Stated task:
Copy out the listing exactly.

Items from a data source:
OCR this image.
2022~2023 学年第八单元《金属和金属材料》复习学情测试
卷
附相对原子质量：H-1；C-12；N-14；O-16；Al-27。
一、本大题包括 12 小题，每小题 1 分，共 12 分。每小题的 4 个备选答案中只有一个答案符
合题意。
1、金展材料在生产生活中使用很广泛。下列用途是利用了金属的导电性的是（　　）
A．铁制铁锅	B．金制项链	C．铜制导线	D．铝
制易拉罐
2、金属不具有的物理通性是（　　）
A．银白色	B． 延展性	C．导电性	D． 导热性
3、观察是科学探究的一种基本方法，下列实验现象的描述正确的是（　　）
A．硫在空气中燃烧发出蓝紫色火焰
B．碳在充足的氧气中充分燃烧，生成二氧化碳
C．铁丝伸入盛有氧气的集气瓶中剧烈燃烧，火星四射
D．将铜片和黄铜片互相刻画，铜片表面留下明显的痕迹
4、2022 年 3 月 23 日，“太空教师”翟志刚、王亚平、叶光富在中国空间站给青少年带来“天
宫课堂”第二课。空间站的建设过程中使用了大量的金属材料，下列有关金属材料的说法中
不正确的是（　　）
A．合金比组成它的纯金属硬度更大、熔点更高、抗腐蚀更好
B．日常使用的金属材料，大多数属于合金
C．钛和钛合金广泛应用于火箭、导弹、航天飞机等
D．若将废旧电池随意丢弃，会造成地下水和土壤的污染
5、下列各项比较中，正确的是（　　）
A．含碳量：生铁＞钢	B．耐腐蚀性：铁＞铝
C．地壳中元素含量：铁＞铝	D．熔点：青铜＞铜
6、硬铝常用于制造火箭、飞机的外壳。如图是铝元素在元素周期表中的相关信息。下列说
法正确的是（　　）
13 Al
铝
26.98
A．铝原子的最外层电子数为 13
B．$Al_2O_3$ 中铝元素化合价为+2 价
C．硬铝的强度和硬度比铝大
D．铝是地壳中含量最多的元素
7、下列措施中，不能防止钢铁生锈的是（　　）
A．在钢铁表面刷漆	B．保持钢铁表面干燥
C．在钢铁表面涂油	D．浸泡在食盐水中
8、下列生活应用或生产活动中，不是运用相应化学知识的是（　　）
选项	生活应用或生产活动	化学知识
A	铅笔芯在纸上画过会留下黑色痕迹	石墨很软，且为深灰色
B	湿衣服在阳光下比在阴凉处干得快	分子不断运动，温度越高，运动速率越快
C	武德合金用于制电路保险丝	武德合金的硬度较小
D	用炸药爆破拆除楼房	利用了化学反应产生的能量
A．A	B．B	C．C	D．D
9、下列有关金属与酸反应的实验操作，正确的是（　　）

Output:
OCR this image.
2022~2023 学年第八单元《金属和金属材料》复习学情测试
卷
附相对原子质量：H-1；C-12；N-14；O-16；Al-27。
一、本大题包括 12 小题，每小题 1 分，共 12 分。每小题的 4 个备选答案中只有一个答案符
合题意。
1、金展材料在生产生活中使用很广泛。下列用途是利用了金属的导电性的是（　　）
A．铁制铁锅	B．金制项链	C．铜制导线	D．铝
制易拉罐
2、金属不具有的物理通性是（　　）
A．银白色	B． 延展性	C．导电性	D． 导热性
3、观察是科学探究的一种基本方法，下列实验现象的描述正确的是（　　）
A．硫在空气中燃烧发出蓝紫色火焰
B．碳在充足的氧气中充分燃烧，生成二氧化碳
C．铁丝伸入盛有氧气的集气瓶中剧烈燃烧，火星四射
D．将铜片和黄铜片互相刻画，铜片表面留下明显的痕迹
4、2022 年 3 月 23 日，“太空教师”翟志刚、王亚平、叶光富在中国空间站给青少年带来“天
宫课堂”第二课。空间站的建设过程中使用了大量的金属材料，下列有关金属材料的说法中
不正确的是（　　）
A．合金比组成它的纯金属硬度更大、熔点更高、抗腐蚀更好
B．日常使用的金属材料，大多数属于合金
C．钛和钛合金广泛应用于火箭、导弹、航天飞机等
D．若将废旧电池随意丢弃，会造成地下水和土壤的污染
5、下列各项比较中，正确的是（　　）
A．含碳量：生铁＞钢	B．耐腐蚀性：铁＞铝
C．地壳中元素含量：铁＞铝	D．熔点：青铜＞铜
6、硬铝常用于制造火箭、飞机的外壳。如图是铝元素在元素周期表中的相关信息。下列说
法正确的是（　　）
13 Al
铝
26.98
A．铝原子的最外层电子数为 13
B．$Al_2O_3$ 中铝元素化合价为+2 价
C．硬铝的强度和硬度比铝大
D．铝是地壳中含量最多的元素
7、下列措施中，不能防止钢铁生锈的是（　　）
A．在钢铁表面刷漆	B．保持钢铁表面干燥
C．在钢铁表面涂油	D．浸泡在食盐水中
8、下列生活应用或生产活动中，不是运用相应化学知识的是（　　）
选项	生活应用或生产活动	化学知识
A	铅笔芯在纸上画过会留下黑色痕迹	石墨很软，且为深灰色
B	湿衣服在阳光下比在阴凉处干得快	分子不断运动，温度越高，运动速率越快
C	武德合金用于制电路保险丝	武德合金的硬度较小
D	用炸药爆破拆除楼房	利用了化学反应产生的能量
A．A	B．B	C．C	D．D
9、下列有关金属与酸反应的实验操作，正确的是（　　）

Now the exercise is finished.